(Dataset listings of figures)
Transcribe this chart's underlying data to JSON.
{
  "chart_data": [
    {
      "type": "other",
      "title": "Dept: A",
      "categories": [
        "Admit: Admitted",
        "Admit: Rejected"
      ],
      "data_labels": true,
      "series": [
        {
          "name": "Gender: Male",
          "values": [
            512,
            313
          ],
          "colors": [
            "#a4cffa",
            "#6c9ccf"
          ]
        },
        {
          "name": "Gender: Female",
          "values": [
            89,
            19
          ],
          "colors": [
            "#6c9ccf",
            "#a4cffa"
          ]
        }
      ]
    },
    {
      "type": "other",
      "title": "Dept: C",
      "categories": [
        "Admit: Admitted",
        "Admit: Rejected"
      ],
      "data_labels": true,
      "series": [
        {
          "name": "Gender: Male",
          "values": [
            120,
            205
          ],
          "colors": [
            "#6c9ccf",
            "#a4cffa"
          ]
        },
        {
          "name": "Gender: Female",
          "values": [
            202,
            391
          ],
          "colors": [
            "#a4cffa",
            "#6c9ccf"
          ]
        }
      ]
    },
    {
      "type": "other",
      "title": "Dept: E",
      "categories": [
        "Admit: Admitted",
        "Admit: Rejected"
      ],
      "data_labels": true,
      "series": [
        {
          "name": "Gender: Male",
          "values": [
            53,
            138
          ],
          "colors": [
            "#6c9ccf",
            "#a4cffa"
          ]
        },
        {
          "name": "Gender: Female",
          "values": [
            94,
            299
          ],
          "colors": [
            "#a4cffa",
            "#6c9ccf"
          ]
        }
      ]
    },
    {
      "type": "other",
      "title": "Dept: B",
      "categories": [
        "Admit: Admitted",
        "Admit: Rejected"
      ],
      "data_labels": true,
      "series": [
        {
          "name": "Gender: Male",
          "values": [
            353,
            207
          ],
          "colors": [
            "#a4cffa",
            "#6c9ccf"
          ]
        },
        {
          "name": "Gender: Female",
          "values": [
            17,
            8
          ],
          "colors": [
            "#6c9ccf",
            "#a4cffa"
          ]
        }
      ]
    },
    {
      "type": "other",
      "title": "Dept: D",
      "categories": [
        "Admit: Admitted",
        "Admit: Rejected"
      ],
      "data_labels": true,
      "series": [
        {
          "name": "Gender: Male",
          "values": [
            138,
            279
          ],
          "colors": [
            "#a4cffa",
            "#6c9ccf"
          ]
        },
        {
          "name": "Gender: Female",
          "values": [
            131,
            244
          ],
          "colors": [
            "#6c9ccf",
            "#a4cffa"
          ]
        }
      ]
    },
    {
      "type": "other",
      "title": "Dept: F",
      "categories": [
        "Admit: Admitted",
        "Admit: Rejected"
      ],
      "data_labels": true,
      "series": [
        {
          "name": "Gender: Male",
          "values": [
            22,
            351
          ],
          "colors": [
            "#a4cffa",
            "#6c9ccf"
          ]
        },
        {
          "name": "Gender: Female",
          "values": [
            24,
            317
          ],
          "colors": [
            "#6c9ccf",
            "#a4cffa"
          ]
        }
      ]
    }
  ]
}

= TASK OBJECTIVE =
Could you quote the material above in full, exactly as it stands?

= ANSWER IN FULL =
Transcribe this chart's underlying data to JSON.
{
  "chart_data": [
    {
      "type": "other",
      "title": "Dept: A",
      "categories": [
        "Admit: Admitted",
        "Admit: Rejected"
      ],
      "data_labels": true,
      "series": [
        {
          "name": "Gender: Male",
          "values": [
            512,
            313
          ],
          "colors": [
            "#a4cffa",
            "#6c9ccf"
          ]
        },
        {
          "name": "Gender: Female",
          "values": [
            89,
            19
          ],
          "colors": [
            "#6c9ccf",
            "#a4cffa"
          ]
        }
      ]
    },
    {
      "type": "other",
      "title": "Dept: C",
      "categories": [
        "Admit: Admitted",
        "Admit: Rejected"
      ],
      "data_labels": true,
      "series": [
        {
          "name": "Gender: Male",
          "values": [
            120,
            205
          ],
          "colors": [
            "#6c9ccf",
            "#a4cffa"
          ]
        },
        {
          "name": "Gender: Female",
          "values": [
            202,
            391
          ],
          "colors": [
            "#a4cffa",
            "#6c9ccf"
          ]
        }
      ]
    },
    {
      "type": "other",
      "title": "Dept: E",
      "categories": [
        "Admit: Admitted",
        "Admit: Rejected"
      ],
      "data_labels": true,
      "series": [
        {
          "name": "Gender: Male",
          "values": [
            53,
            138
          ],
          "colors": [
            "#6c9ccf",
            "#a4cffa"
          ]
        },
        {
          "name": "Gender: Female",
          "values": [
            94,
            299
          ],
          "colors": [
            "#a4cffa",
            "#6c9ccf"
          ]
        }
      ]
    },
    {
      "type": "other",
      "title": "Dept: B",
      "categories": [
        "Admit: Admitted",
        "Admit: Rejected"
      ],
      "data_labels": true,
      "series": [
        {
          "name": "Gender: Male",
          "values": [
            353,
            207
          ],
          "colors": [
            "#a4cffa",
            "#6c9ccf"
          ]
        },
        {
          "name": "Gender: Female",
          "values": [
            17,
            8
          ],
          "colors": [
            "#6c9ccf",
            "#a4cffa"
          ]
        }
      ]
    },
    {
      "type": "other",
      "title": "Dept: D",
      "categories": [
        "Admit: Admitted",
        "Admit: Rejected"
      ],
      "data_labels": true,
      "series": [
        {
          "name": "Gender: Male",
          "values": [
            138,
            279
          ],
          "colors": [
            "#a4cffa",
            "#6c9ccf"
          ]
        },
        {
          "name": "Gender: Female",
          "values": [
            131,
            244
          ],
          "colors": [
            "#6c9ccf",
            "#a4cffa"
          ]
        }
      ]
    },
    {
      "type": "other",
      "title": "Dept: F",
      "categories": [
        "Admit: Admitted",
        "Admit: Rejected"
      ],
      "data_labels": true,
      "series": [
        {
          "name": "Gender: Male",
          "values": [
            22,
            351
          ],
          "colors": [
            "#a4cffa",
            "#6c9ccf"
          ]
        },
        {
          "name": "Gender: Female",
          "values": [
            24,
            317
          ],
          "colors": [
            "#6c9ccf",
            "#a4cffa"
          ]
        }
      ]
    }
  ]
}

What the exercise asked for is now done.